Below is a listing; copy all of it exactly.

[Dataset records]
──────────
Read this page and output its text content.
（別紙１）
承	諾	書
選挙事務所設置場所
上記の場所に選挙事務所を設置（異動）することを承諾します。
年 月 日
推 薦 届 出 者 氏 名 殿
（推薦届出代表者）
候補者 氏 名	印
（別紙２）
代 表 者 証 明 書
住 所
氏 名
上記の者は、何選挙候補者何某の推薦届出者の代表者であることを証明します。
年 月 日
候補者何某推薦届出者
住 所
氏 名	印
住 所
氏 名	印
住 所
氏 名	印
──────────
● Problem solution
Read this page and output its text content.
（別紙１）
承	諾	書
選挙事務所設置場所
上記の場所に選挙事務所を設置（異動）することを承諾します。
年 月 日
推 薦 届 出 者 氏 名 殿
（推薦届出代表者）
候補者 氏 名	印
（別紙２）
代 表 者 証 明 書
住 所
氏 名
上記の者は、何選挙候補者何某の推薦届出者の代表者であることを証明します。
年 月 日
候補者何某推薦届出者
住 所
氏 名	印
住 所
氏 名	印
住 所
氏 名	印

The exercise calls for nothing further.